Saved entries:

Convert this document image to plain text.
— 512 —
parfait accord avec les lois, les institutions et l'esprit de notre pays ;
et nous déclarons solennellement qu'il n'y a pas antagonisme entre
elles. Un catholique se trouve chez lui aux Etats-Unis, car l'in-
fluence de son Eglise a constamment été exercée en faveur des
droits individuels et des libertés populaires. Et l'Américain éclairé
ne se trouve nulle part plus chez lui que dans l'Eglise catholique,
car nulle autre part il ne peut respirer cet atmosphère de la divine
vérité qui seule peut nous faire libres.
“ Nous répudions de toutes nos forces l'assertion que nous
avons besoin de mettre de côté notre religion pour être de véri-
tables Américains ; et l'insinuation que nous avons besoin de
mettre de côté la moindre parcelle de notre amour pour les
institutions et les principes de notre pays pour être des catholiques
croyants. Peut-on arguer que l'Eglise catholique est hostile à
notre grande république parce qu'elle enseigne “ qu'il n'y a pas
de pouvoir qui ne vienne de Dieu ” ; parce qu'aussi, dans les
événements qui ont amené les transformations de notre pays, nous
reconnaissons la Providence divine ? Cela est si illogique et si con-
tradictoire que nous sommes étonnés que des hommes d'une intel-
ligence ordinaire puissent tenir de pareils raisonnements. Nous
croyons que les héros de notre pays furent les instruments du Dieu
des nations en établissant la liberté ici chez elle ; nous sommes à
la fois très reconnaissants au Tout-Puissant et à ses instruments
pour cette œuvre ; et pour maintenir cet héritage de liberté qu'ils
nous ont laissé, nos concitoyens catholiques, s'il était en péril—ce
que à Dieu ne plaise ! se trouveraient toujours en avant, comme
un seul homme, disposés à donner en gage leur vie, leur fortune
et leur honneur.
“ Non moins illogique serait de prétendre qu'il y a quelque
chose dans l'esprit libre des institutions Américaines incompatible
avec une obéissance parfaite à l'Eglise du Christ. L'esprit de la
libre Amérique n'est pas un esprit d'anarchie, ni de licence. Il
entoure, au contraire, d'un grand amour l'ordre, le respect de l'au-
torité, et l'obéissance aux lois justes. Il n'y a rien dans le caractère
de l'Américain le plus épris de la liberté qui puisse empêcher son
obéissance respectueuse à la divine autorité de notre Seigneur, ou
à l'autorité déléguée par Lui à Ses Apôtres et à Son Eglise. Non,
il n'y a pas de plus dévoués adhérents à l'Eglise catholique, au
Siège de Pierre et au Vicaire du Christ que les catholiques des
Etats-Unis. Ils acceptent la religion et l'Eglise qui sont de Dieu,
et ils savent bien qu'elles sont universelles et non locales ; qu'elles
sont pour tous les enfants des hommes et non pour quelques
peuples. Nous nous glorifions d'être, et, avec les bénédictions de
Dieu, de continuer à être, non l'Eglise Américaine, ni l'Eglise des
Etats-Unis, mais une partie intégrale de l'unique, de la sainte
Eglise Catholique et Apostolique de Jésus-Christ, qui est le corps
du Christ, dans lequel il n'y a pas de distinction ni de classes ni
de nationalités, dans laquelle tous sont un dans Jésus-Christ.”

### EXERCISE REQUIREMENTS
Give only the number of lines in the entries that contain "besoin".

### EXERCISE RESULT
2